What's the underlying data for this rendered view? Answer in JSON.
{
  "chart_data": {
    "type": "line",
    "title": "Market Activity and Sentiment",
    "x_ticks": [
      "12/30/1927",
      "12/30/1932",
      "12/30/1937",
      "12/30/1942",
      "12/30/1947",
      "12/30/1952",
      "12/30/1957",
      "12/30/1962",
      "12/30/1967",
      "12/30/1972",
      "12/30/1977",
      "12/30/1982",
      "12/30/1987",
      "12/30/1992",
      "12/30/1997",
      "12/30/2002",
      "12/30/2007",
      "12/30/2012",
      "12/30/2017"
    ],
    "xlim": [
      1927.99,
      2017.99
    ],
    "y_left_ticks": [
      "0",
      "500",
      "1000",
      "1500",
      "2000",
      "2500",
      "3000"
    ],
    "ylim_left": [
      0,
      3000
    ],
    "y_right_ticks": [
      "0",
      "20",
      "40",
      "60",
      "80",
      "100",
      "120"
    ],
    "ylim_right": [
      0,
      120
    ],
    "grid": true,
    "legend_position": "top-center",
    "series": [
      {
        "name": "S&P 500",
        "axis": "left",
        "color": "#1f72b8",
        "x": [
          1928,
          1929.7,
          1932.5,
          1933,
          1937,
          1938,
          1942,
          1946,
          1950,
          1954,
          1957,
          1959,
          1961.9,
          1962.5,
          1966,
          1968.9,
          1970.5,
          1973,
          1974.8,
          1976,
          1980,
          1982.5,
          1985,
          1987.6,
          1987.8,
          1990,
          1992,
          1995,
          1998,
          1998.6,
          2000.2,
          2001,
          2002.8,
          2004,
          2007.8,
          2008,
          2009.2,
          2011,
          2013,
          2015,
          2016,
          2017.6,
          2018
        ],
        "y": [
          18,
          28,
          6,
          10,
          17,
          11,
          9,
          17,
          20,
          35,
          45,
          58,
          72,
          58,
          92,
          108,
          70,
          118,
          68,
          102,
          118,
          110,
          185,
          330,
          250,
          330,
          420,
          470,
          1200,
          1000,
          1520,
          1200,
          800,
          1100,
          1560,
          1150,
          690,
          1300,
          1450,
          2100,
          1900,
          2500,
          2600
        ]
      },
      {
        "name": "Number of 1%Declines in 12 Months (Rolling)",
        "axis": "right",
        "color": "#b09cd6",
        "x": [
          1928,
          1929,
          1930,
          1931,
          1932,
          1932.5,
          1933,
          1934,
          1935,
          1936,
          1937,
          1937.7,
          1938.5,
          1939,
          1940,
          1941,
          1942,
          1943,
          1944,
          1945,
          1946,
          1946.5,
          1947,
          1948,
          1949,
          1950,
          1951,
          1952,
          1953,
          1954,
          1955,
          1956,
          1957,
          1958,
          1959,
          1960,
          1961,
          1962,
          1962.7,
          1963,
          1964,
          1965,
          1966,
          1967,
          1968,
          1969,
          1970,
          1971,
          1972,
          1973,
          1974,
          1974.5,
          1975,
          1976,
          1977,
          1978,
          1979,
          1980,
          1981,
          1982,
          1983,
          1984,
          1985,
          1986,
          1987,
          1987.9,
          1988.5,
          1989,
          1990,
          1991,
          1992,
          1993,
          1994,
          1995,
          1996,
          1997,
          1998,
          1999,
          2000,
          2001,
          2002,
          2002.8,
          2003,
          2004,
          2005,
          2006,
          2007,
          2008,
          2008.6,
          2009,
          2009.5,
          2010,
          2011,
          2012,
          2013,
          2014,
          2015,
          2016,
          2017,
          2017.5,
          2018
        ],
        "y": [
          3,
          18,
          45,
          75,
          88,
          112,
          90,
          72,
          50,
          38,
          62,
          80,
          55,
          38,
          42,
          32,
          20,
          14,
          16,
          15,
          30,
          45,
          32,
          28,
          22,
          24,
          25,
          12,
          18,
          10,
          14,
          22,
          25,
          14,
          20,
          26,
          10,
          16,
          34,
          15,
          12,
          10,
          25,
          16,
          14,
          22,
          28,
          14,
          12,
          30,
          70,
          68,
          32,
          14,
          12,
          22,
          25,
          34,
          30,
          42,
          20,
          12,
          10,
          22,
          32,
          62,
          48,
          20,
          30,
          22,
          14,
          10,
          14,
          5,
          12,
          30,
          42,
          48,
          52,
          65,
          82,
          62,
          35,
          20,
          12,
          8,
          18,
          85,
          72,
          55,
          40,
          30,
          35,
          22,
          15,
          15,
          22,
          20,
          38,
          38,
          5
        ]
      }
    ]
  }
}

● ● ● ● ●

→ **Task instructions**
Select every line in the records above that contains the word "name".

→ **Expected answer**
        "name": "S&P 500",
        "name": "Number of 1%Declines in 12 Months (Rolling)",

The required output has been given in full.